### WHAT TO DO
Retype all material exactly. Pictures stay out of the copy.

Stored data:
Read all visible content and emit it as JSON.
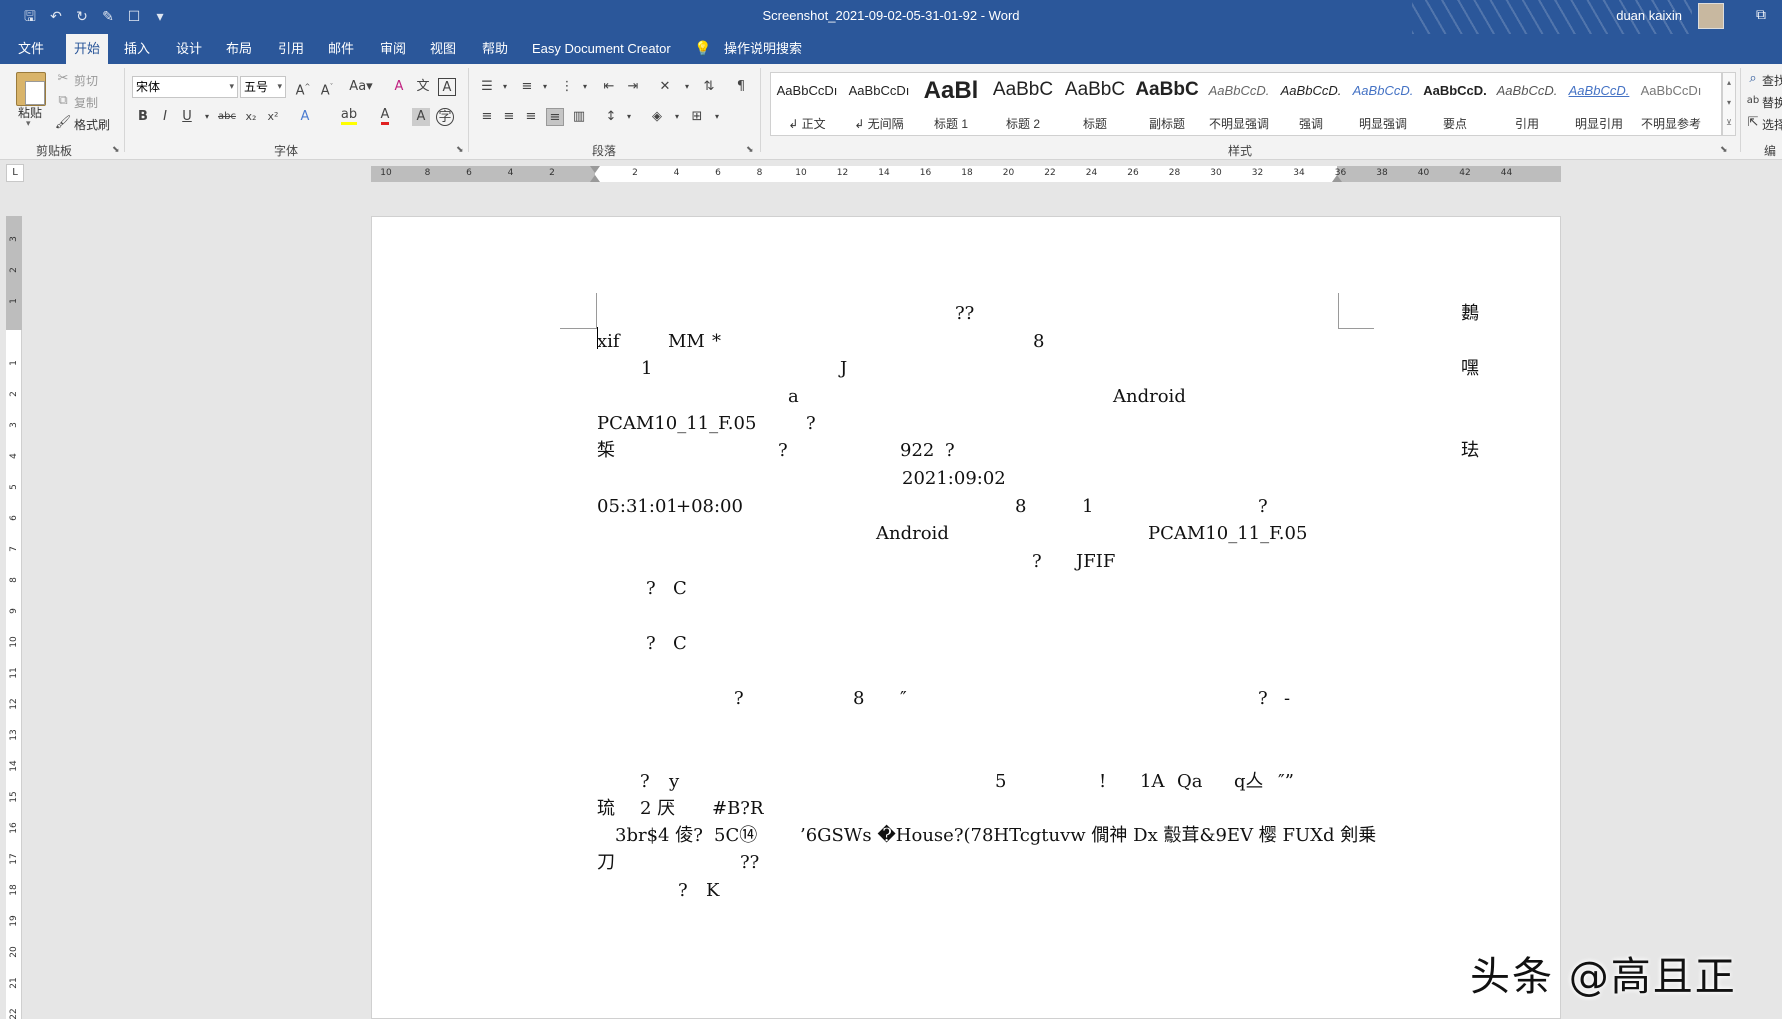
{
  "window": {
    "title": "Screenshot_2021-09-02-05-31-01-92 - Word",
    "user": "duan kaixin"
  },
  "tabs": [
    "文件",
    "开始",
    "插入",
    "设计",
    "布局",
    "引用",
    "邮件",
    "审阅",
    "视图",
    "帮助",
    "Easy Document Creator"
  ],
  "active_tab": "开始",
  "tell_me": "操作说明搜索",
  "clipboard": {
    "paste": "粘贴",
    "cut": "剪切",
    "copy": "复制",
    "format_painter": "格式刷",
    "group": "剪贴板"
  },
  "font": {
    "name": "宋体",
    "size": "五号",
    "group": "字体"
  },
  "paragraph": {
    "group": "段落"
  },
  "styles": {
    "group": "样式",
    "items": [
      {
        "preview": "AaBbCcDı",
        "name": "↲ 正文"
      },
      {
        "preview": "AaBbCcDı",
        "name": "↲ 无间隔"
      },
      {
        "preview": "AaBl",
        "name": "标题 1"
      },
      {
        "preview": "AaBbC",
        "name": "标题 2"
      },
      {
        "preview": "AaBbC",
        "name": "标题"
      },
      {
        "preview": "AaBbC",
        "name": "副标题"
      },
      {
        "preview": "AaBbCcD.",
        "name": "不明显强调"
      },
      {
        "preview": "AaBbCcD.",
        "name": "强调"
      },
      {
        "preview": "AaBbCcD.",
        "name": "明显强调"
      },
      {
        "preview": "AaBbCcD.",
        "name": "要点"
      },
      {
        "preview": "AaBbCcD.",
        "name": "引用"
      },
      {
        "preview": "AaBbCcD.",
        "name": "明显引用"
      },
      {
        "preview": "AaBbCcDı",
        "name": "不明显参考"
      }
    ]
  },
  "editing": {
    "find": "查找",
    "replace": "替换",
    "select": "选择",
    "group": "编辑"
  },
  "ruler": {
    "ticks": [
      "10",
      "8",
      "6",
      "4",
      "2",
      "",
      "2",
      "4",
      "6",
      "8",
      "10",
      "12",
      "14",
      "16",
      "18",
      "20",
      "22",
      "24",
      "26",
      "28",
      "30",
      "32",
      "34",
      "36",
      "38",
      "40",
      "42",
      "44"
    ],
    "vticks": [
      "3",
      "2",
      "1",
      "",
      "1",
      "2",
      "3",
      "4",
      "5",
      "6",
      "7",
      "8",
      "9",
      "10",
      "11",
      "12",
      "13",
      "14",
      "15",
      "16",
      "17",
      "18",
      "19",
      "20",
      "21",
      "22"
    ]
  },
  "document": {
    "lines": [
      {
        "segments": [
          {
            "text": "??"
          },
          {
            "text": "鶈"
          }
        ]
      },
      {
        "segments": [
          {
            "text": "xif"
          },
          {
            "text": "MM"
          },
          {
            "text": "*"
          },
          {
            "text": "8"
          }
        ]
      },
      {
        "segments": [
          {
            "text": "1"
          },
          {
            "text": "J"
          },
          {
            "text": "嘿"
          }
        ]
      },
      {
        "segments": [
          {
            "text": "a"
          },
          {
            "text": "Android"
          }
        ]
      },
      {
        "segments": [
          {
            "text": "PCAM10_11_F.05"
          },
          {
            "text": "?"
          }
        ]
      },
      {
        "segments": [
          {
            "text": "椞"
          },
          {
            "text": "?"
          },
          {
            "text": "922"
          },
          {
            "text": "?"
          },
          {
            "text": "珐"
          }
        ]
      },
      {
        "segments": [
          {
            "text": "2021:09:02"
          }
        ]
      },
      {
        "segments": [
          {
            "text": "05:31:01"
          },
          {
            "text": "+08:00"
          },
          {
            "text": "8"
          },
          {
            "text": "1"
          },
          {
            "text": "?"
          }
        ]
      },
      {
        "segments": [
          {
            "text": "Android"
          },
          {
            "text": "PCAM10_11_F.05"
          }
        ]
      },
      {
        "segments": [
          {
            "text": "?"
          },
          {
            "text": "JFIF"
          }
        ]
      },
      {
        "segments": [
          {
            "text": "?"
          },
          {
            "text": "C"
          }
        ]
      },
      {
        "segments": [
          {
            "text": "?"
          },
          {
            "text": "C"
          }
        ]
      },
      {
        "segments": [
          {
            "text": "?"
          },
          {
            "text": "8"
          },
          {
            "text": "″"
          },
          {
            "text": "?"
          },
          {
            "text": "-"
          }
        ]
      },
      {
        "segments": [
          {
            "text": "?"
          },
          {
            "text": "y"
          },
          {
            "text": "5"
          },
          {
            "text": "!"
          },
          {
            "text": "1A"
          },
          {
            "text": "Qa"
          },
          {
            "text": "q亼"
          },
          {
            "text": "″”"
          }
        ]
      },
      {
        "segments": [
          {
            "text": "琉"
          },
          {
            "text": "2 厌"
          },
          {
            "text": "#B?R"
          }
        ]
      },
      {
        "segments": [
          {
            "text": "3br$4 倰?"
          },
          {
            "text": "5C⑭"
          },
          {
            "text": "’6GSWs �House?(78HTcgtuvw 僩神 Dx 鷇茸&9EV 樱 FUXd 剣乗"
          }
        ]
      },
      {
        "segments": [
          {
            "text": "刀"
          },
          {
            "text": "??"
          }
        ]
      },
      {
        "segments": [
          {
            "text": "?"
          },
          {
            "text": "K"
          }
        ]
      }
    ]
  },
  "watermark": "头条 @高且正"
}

### OUTPUT OF THE TASK
Read all visible content and emit it as JSON.
{
  "window": {
    "title": "Screenshot_2021-09-02-05-31-01-92 - Word",
    "user": "duan kaixin"
  },
  "tabs": [
    "文件",
    "开始",
    "插入",
    "设计",
    "布局",
    "引用",
    "邮件",
    "审阅",
    "视图",
    "帮助",
    "Easy Document Creator"
  ],
  "active_tab": "开始",
  "tell_me": "操作说明搜索",
  "clipboard": {
    "paste": "粘贴",
    "cut": "剪切",
    "copy": "复制",
    "format_painter": "格式刷",
    "group": "剪贴板"
  },
  "font": {
    "name": "宋体",
    "size": "五号",
    "group": "字体"
  },
  "paragraph": {
    "group": "段落"
  },
  "styles": {
    "group": "样式",
    "items": [
      {
        "preview": "AaBbCcDı",
        "name": "↲ 正文"
      },
      {
        "preview": "AaBbCcDı",
        "name": "↲ 无间隔"
      },
      {
        "preview": "AaBl",
        "name": "标题 1"
      },
      {
        "preview": "AaBbC",
        "name": "标题 2"
      },
      {
        "preview": "AaBbC",
        "name": "标题"
      },
      {
        "preview": "AaBbC",
        "name": "副标题"
      },
      {
        "preview": "AaBbCcD.",
        "name": "不明显强调"
      },
      {
        "preview": "AaBbCcD.",
        "name": "强调"
      },
      {
        "preview": "AaBbCcD.",
        "name": "明显强调"
      },
      {
        "preview": "AaBbCcD.",
        "name": "要点"
      },
      {
        "preview": "AaBbCcD.",
        "name": "引用"
      },
      {
        "preview": "AaBbCcD.",
        "name": "明显引用"
      },
      {
        "preview": "AaBbCcDı",
        "name": "不明显参考"
      }
    ]
  },
  "editing": {
    "find": "查找",
    "replace": "替换",
    "select": "选择",
    "group": "编辑"
  },
  "ruler": {
    "ticks": [
      "10",
      "8",
      "6",
      "4",
      "2",
      "",
      "2",
      "4",
      "6",
      "8",
      "10",
      "12",
      "14",
      "16",
      "18",
      "20",
      "22",
      "24",
      "26",
      "28",
      "30",
      "32",
      "34",
      "36",
      "38",
      "40",
      "42",
      "44"
    ],
    "vticks": [
      "3",
      "2",
      "1",
      "",
      "1",
      "2",
      "3",
      "4",
      "5",
      "6",
      "7",
      "8",
      "9",
      "10",
      "11",
      "12",
      "13",
      "14",
      "15",
      "16",
      "17",
      "18",
      "19",
      "20",
      "21",
      "22"
    ]
  },
  "document": {
    "lines": [
      {
        "segments": [
          {
            "text": "??"
          },
          {
            "text": "鶈"
          }
        ]
      },
      {
        "segments": [
          {
            "text": "xif"
          },
          {
            "text": "MM"
          },
          {
            "text": "*"
          },
          {
            "text": "8"
          }
        ]
      },
      {
        "segments": [
          {
            "text": "1"
          },
          {
            "text": "J"
          },
          {
            "text": "嘿"
          }
        ]
      },
      {
        "segments": [
          {
            "text": "a"
          },
          {
            "text": "Android"
          }
        ]
      },
      {
        "segments": [
          {
            "text": "PCAM10_11_F.05"
          },
          {
            "text": "?"
          }
        ]
      },
      {
        "segments": [
          {
            "text": "椞"
          },
          {
            "text": "?"
          },
          {
            "text": "922"
          },
          {
            "text": "?"
          },
          {
            "text": "珐"
          }
        ]
      },
      {
        "segments": [
          {
            "text": "2021:09:02"
          }
        ]
      },
      {
        "segments": [
          {
            "text": "05:31:01"
          },
          {
            "text": "+08:00"
          },
          {
            "text": "8"
          },
          {
            "text": "1"
          },
          {
            "text": "?"
          }
        ]
      },
      {
        "segments": [
          {
            "text": "Android"
          },
          {
            "text": "PCAM10_11_F.05"
          }
        ]
      },
      {
        "segments": [
          {
            "text": "?"
          },
          {
            "text": "JFIF"
          }
        ]
      },
      {
        "segments": [
          {
            "text": "?"
          },
          {
            "text": "C"
          }
        ]
      },
      {
        "segments": [
          {
            "text": "?"
          },
          {
            "text": "C"
          }
        ]
      },
      {
        "segments": [
          {
            "text": "?"
          },
          {
            "text": "8"
          },
          {
            "text": "″"
          },
          {
            "text": "?"
          },
          {
            "text": "-"
          }
        ]
      },
      {
        "segments": [
          {
            "text": "?"
          },
          {
            "text": "y"
          },
          {
            "text": "5"
          },
          {
            "text": "!"
          },
          {
            "text": "1A"
          },
          {
            "text": "Qa"
          },
          {
            "text": "q亼"
          },
          {
            "text": "″”"
          }
        ]
      },
      {
        "segments": [
          {
            "text": "琉"
          },
          {
            "text": "2 厌"
          },
          {
            "text": "#B?R"
          }
        ]
      },
      {
        "segments": [
          {
            "text": "3br$4 倰?"
          },
          {
            "text": "5C⑭"
          },
          {
            "text": "’6GSWs �House?(78HTcgtuvw 僩神 Dx 鷇茸&9EV 樱 FUXd 剣乗"
          }
        ]
      },
      {
        "segments": [
          {
            "text": "刀"
          },
          {
            "text": "??"
          }
        ]
      },
      {
        "segments": [
          {
            "text": "?"
          },
          {
            "text": "K"
          }
        ]
      }
    ]
  },
  "watermark": "头条 @高且正"
}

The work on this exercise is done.